##### Records for processing #####

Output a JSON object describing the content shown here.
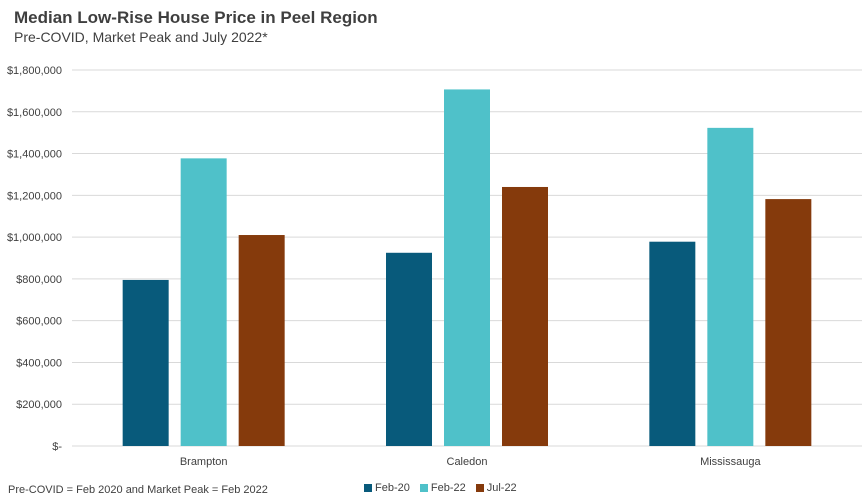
{
  "chart_data": {
    "type": "bar",
    "title": "Median Low-Rise House Price in Peel Region",
    "subtitle": "Pre-COVID, Market Peak and July 2022*",
    "categories": [
      "Brampton",
      "Caledon",
      "Mississauga"
    ],
    "series": [
      {
        "name": "Feb-20",
        "color": "#085a7b",
        "values": [
          795000,
          925000,
          978000
        ]
      },
      {
        "name": "Feb-22",
        "color": "#4fc1c9",
        "values": [
          1377000,
          1707000,
          1523000
        ]
      },
      {
        "name": "Jul-22",
        "color": "#853a0c",
        "values": [
          1010000,
          1240000,
          1182000
        ]
      }
    ],
    "ylim": [
      0,
      1800000
    ],
    "yticks": [
      0,
      200000,
      400000,
      600000,
      800000,
      1000000,
      1200000,
      1400000,
      1600000,
      1800000
    ],
    "ytick_labels": [
      "$-",
      "$200,000",
      "$400,000",
      "$600,000",
      "$800,000",
      "$1,000,000",
      "$1,200,000",
      "$1,400,000",
      "$1,600,000",
      "$1,800,000"
    ],
    "grid": true,
    "legend_position": "bottom",
    "footnote": "Pre-COVID = Feb 2020 and Market Peak = Feb 2022"
  }
}
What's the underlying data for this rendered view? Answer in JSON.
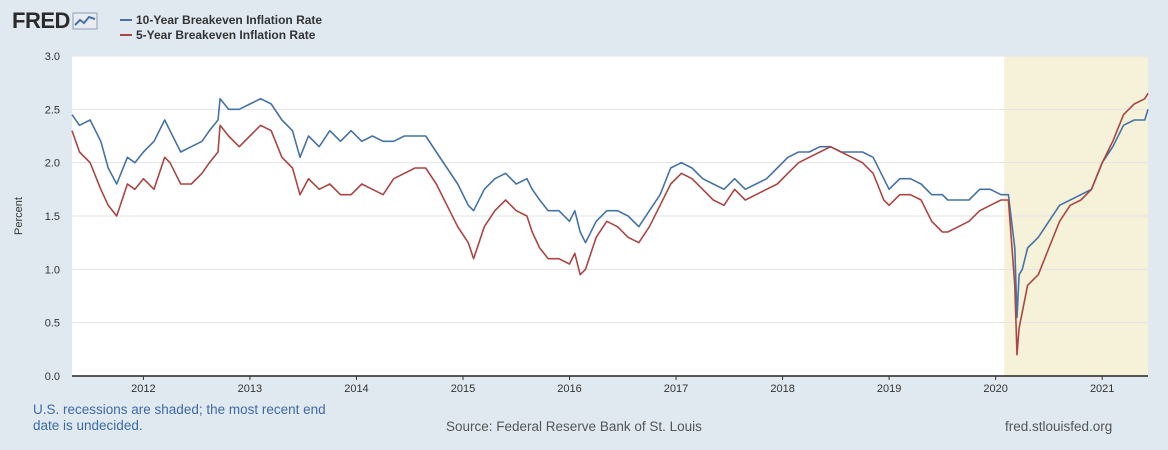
{
  "header": {
    "logo_text": "FRED"
  },
  "legend": [
    {
      "label": "10-Year Breakeven Inflation Rate",
      "color": "#4572a7"
    },
    {
      "label": "5-Year Breakeven Inflation Rate",
      "color": "#aa4643"
    }
  ],
  "footer": {
    "recession_note": "U.S. recessions are shaded; the most recent end date is undecided.",
    "source": "Source: Federal Reserve Bank of St. Louis",
    "site": "fred.stlouisfed.org"
  },
  "chart_data": {
    "type": "line",
    "ylabel": "Percent",
    "ylim": [
      0.0,
      3.0
    ],
    "yticks": [
      "0.0",
      "0.5",
      "1.0",
      "1.5",
      "2.0",
      "2.5",
      "3.0"
    ],
    "xlim": [
      2011.33,
      2021.43
    ],
    "xticks": [
      "2012",
      "2013",
      "2014",
      "2015",
      "2016",
      "2017",
      "2018",
      "2019",
      "2020",
      "2021"
    ],
    "recession_shading": {
      "start": 2020.08,
      "end": 2021.43,
      "color": "#f5f2d9"
    },
    "series": [
      {
        "name": "10-Year Breakeven Inflation Rate",
        "color": "#4572a7",
        "x": [
          2011.33,
          2011.4,
          2011.5,
          2011.6,
          2011.67,
          2011.75,
          2011.85,
          2011.92,
          2012.0,
          2012.1,
          2012.2,
          2012.25,
          2012.35,
          2012.45,
          2012.55,
          2012.62,
          2012.7,
          2012.72,
          2012.8,
          2012.9,
          2013.0,
          2013.1,
          2013.2,
          2013.3,
          2013.4,
          2013.47,
          2013.55,
          2013.65,
          2013.75,
          2013.85,
          2013.95,
          2014.05,
          2014.15,
          2014.25,
          2014.35,
          2014.45,
          2014.55,
          2014.65,
          2014.75,
          2014.85,
          2014.95,
          2015.05,
          2015.1,
          2015.2,
          2015.3,
          2015.4,
          2015.5,
          2015.6,
          2015.65,
          2015.72,
          2015.8,
          2015.9,
          2016.0,
          2016.05,
          2016.1,
          2016.15,
          2016.25,
          2016.35,
          2016.45,
          2016.55,
          2016.65,
          2016.75,
          2016.85,
          2016.95,
          2017.05,
          2017.15,
          2017.25,
          2017.35,
          2017.45,
          2017.55,
          2017.65,
          2017.75,
          2017.85,
          2017.95,
          2018.05,
          2018.15,
          2018.25,
          2018.35,
          2018.45,
          2018.55,
          2018.65,
          2018.75,
          2018.85,
          2018.95,
          2019.0,
          2019.1,
          2019.2,
          2019.3,
          2019.4,
          2019.5,
          2019.55,
          2019.65,
          2019.75,
          2019.85,
          2019.95,
          2020.05,
          2020.12,
          2020.18,
          2020.2,
          2020.22,
          2020.25,
          2020.3,
          2020.4,
          2020.5,
          2020.6,
          2020.7,
          2020.8,
          2020.9,
          2021.0,
          2021.1,
          2021.2,
          2021.3,
          2021.4,
          2021.43
        ],
        "values": [
          2.45,
          2.35,
          2.4,
          2.2,
          1.95,
          1.8,
          2.05,
          2.0,
          2.1,
          2.2,
          2.4,
          2.3,
          2.1,
          2.15,
          2.2,
          2.3,
          2.4,
          2.6,
          2.5,
          2.5,
          2.55,
          2.6,
          2.55,
          2.4,
          2.3,
          2.05,
          2.25,
          2.15,
          2.3,
          2.2,
          2.3,
          2.2,
          2.25,
          2.2,
          2.2,
          2.25,
          2.25,
          2.25,
          2.1,
          1.95,
          1.8,
          1.6,
          1.55,
          1.75,
          1.85,
          1.9,
          1.8,
          1.85,
          1.75,
          1.65,
          1.55,
          1.55,
          1.45,
          1.55,
          1.35,
          1.25,
          1.45,
          1.55,
          1.55,
          1.5,
          1.4,
          1.55,
          1.7,
          1.95,
          2.0,
          1.95,
          1.85,
          1.8,
          1.75,
          1.85,
          1.75,
          1.8,
          1.85,
          1.95,
          2.05,
          2.1,
          2.1,
          2.15,
          2.15,
          2.1,
          2.1,
          2.1,
          2.05,
          1.85,
          1.75,
          1.85,
          1.85,
          1.8,
          1.7,
          1.7,
          1.65,
          1.65,
          1.65,
          1.75,
          1.75,
          1.7,
          1.7,
          1.2,
          0.55,
          0.95,
          1.0,
          1.2,
          1.3,
          1.45,
          1.6,
          1.65,
          1.7,
          1.75,
          2.0,
          2.15,
          2.35,
          2.4,
          2.4,
          2.5
        ]
      },
      {
        "name": "5-Year Breakeven Inflation Rate",
        "color": "#aa4643",
        "x": [
          2011.33,
          2011.4,
          2011.5,
          2011.6,
          2011.67,
          2011.75,
          2011.85,
          2011.92,
          2012.0,
          2012.1,
          2012.2,
          2012.25,
          2012.35,
          2012.45,
          2012.55,
          2012.62,
          2012.7,
          2012.72,
          2012.8,
          2012.9,
          2013.0,
          2013.1,
          2013.2,
          2013.3,
          2013.4,
          2013.47,
          2013.55,
          2013.65,
          2013.75,
          2013.85,
          2013.95,
          2014.05,
          2014.15,
          2014.25,
          2014.35,
          2014.45,
          2014.55,
          2014.65,
          2014.75,
          2014.85,
          2014.95,
          2015.05,
          2015.1,
          2015.2,
          2015.3,
          2015.4,
          2015.5,
          2015.6,
          2015.65,
          2015.72,
          2015.8,
          2015.9,
          2016.0,
          2016.05,
          2016.1,
          2016.15,
          2016.25,
          2016.35,
          2016.45,
          2016.55,
          2016.65,
          2016.75,
          2016.85,
          2016.95,
          2017.05,
          2017.15,
          2017.25,
          2017.35,
          2017.45,
          2017.55,
          2017.65,
          2017.75,
          2017.85,
          2017.95,
          2018.05,
          2018.15,
          2018.25,
          2018.35,
          2018.45,
          2018.55,
          2018.65,
          2018.75,
          2018.85,
          2018.95,
          2019.0,
          2019.1,
          2019.2,
          2019.3,
          2019.4,
          2019.5,
          2019.55,
          2019.65,
          2019.75,
          2019.85,
          2019.95,
          2020.05,
          2020.12,
          2020.18,
          2020.2,
          2020.22,
          2020.25,
          2020.3,
          2020.4,
          2020.5,
          2020.6,
          2020.7,
          2020.8,
          2020.9,
          2021.0,
          2021.1,
          2021.2,
          2021.3,
          2021.4,
          2021.43
        ],
        "values": [
          2.3,
          2.1,
          2.0,
          1.75,
          1.6,
          1.5,
          1.8,
          1.75,
          1.85,
          1.75,
          2.05,
          2.0,
          1.8,
          1.8,
          1.9,
          2.0,
          2.1,
          2.35,
          2.25,
          2.15,
          2.25,
          2.35,
          2.3,
          2.05,
          1.95,
          1.7,
          1.85,
          1.75,
          1.8,
          1.7,
          1.7,
          1.8,
          1.75,
          1.7,
          1.85,
          1.9,
          1.95,
          1.95,
          1.8,
          1.6,
          1.4,
          1.25,
          1.1,
          1.4,
          1.55,
          1.65,
          1.55,
          1.5,
          1.35,
          1.2,
          1.1,
          1.1,
          1.05,
          1.15,
          0.95,
          1.0,
          1.3,
          1.45,
          1.4,
          1.3,
          1.25,
          1.4,
          1.6,
          1.8,
          1.9,
          1.85,
          1.75,
          1.65,
          1.6,
          1.75,
          1.65,
          1.7,
          1.75,
          1.8,
          1.9,
          2.0,
          2.05,
          2.1,
          2.15,
          2.1,
          2.05,
          2.0,
          1.9,
          1.65,
          1.6,
          1.7,
          1.7,
          1.65,
          1.45,
          1.35,
          1.35,
          1.4,
          1.45,
          1.55,
          1.6,
          1.65,
          1.65,
          0.85,
          0.2,
          0.45,
          0.6,
          0.85,
          0.95,
          1.2,
          1.45,
          1.6,
          1.65,
          1.75,
          2.0,
          2.2,
          2.45,
          2.55,
          2.6,
          2.65
        ]
      }
    ]
  }
}
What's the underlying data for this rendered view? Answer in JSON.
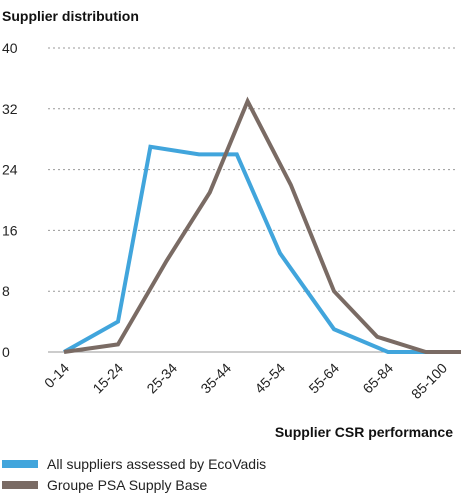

#####

(What to do):
Using the listing above, locate the lines that hold "Rate" and copy each one.

(The answer):
      "label": "10-Year Breakeven Inflation Rate",
      "label": "5-Year Breakeven Inflation Rate",
        "name": "10-Year Breakeven Inflation Rate",
        "name": "5-Year Breakeven Inflation Rate",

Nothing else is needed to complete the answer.